Data excerpts
_ _ _ _ _
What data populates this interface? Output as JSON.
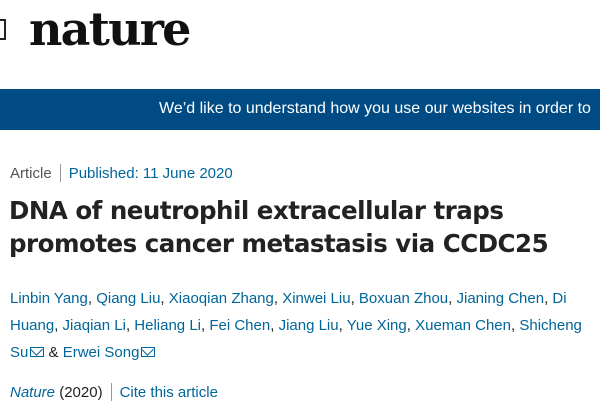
{
  "header": {
    "logo_text": "nature"
  },
  "banner": {
    "text": "We’d like to understand how you use our websites in order to"
  },
  "article": {
    "type": "Article",
    "published": "Published: 11 June 2020",
    "title": "DNA of neutrophil extracellular traps promotes cancer metastasis via CCDC25",
    "authors": [
      "Linbin Yang",
      "Qiang Liu",
      "Xiaoqian Zhang",
      "Xinwei Liu",
      "Boxuan Zhou",
      "Jianing Chen",
      "Di Huang",
      "Jiaqian Li",
      "Heliang Li",
      "Fei Chen",
      "Jiang Liu",
      "Yue Xing",
      "Xueman Chen",
      "Shicheng Su",
      "Erwei Song"
    ],
    "amp": "&",
    "journal": "Nature",
    "year": "(2020)",
    "cite_label": "Cite this article"
  },
  "colors": {
    "banner_bg": "#004b83",
    "link": "#006699"
  },
  "icons": [
    "mail-icon"
  ]
}
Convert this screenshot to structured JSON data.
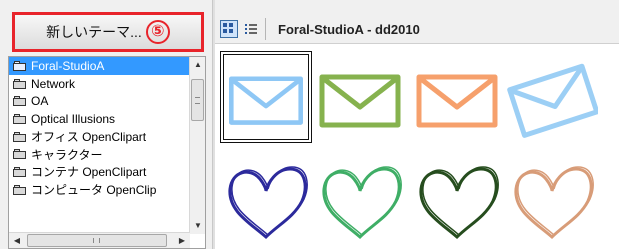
{
  "new_theme_button": {
    "label": "新しいテーマ...",
    "badge": "5"
  },
  "theme_list": {
    "items": [
      {
        "label": "Foral-StudioA",
        "selected": true
      },
      {
        "label": "Network",
        "selected": false
      },
      {
        "label": "OA",
        "selected": false
      },
      {
        "label": "Optical Illusions",
        "selected": false
      },
      {
        "label": "オフィス OpenClipart",
        "selected": false
      },
      {
        "label": "キャラクター",
        "selected": false
      },
      {
        "label": "コンテナ OpenClipart",
        "selected": false
      },
      {
        "label": "コンピュータ OpenClip",
        "selected": false
      }
    ]
  },
  "toolbar": {
    "title": "Foral-StudioA - dd2010"
  },
  "thumbnails": {
    "envelopes": [
      {
        "name": "envelope-light-blue",
        "color": "#8ec7f5"
      },
      {
        "name": "envelope-green",
        "color": "#86b24e"
      },
      {
        "name": "envelope-orange",
        "color": "#f6a06c"
      },
      {
        "name": "envelope-tilted-blue",
        "color": "#9ccff5"
      }
    ],
    "hearts": [
      {
        "name": "heart-dark-blue",
        "color": "#2c2a9c"
      },
      {
        "name": "heart-green",
        "color": "#3fae66"
      },
      {
        "name": "heart-dark-green",
        "color": "#264d1e"
      },
      {
        "name": "heart-peach",
        "color": "#d89c78"
      }
    ]
  }
}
_ _ _ _ _
# Goal of the exercise
Without the pictures, restate all of the entries above verbatim.

# Result for this task
What data populates this interface? Output as JSON.
{
  "header": {
    "logo_text": "nature"
  },
  "banner": {
    "text": "We’d like to understand how you use our websites in order to"
  },
  "article": {
    "type": "Article",
    "published": "Published: 11 June 2020",
    "title": "DNA of neutrophil extracellular traps promotes cancer metastasis via CCDC25",
    "authors": [
      "Linbin Yang",
      "Qiang Liu",
      "Xiaoqian Zhang",
      "Xinwei Liu",
      "Boxuan Zhou",
      "Jianing Chen",
      "Di Huang",
      "Jiaqian Li",
      "Heliang Li",
      "Fei Chen",
      "Jiang Liu",
      "Yue Xing",
      "Xueman Chen",
      "Shicheng Su",
      "Erwei Song"
    ],
    "amp": "&",
    "journal": "Nature",
    "year": "(2020)",
    "cite_label": "Cite this article"
  },
  "colors": {
    "banner_bg": "#004b83",
    "link": "#006699"
  },
  "icons": [
    "mail-icon"
  ]
}
Convert this screenshot to structured JSON data.
{
  "new_theme_button": {
    "label": "新しいテーマ...",
    "badge": "5"
  },
  "theme_list": {
    "items": [
      {
        "label": "Foral-StudioA",
        "selected": true
      },
      {
        "label": "Network",
        "selected": false
      },
      {
        "label": "OA",
        "selected": false
      },
      {
        "label": "Optical Illusions",
        "selected": false
      },
      {
        "label": "オフィス OpenClipart",
        "selected": false
      },
      {
        "label": "キャラクター",
        "selected": false
      },
      {
        "label": "コンテナ OpenClipart",
        "selected": false
      },
      {
        "label": "コンピュータ OpenClip",
        "selected": false
      }
    ]
  },
  "toolbar": {
    "title": "Foral-StudioA - dd2010"
  },
  "thumbnails": {
    "envelopes": [
      {
        "name": "envelope-light-blue",
        "color": "#8ec7f5"
      },
      {
        "name": "envelope-green",
        "color": "#86b24e"
      },
      {
        "name": "envelope-orange",
        "color": "#f6a06c"
      },
      {
        "name": "envelope-tilted-blue",
        "color": "#9ccff5"
      }
    ],
    "hearts": [
      {
        "name": "heart-dark-blue",
        "color": "#2c2a9c"
      },
      {
        "name": "heart-green",
        "color": "#3fae66"
      },
      {
        "name": "heart-dark-green",
        "color": "#264d1e"
      },
      {
        "name": "heart-peach",
        "color": "#d89c78"
      }
    ]
  }
}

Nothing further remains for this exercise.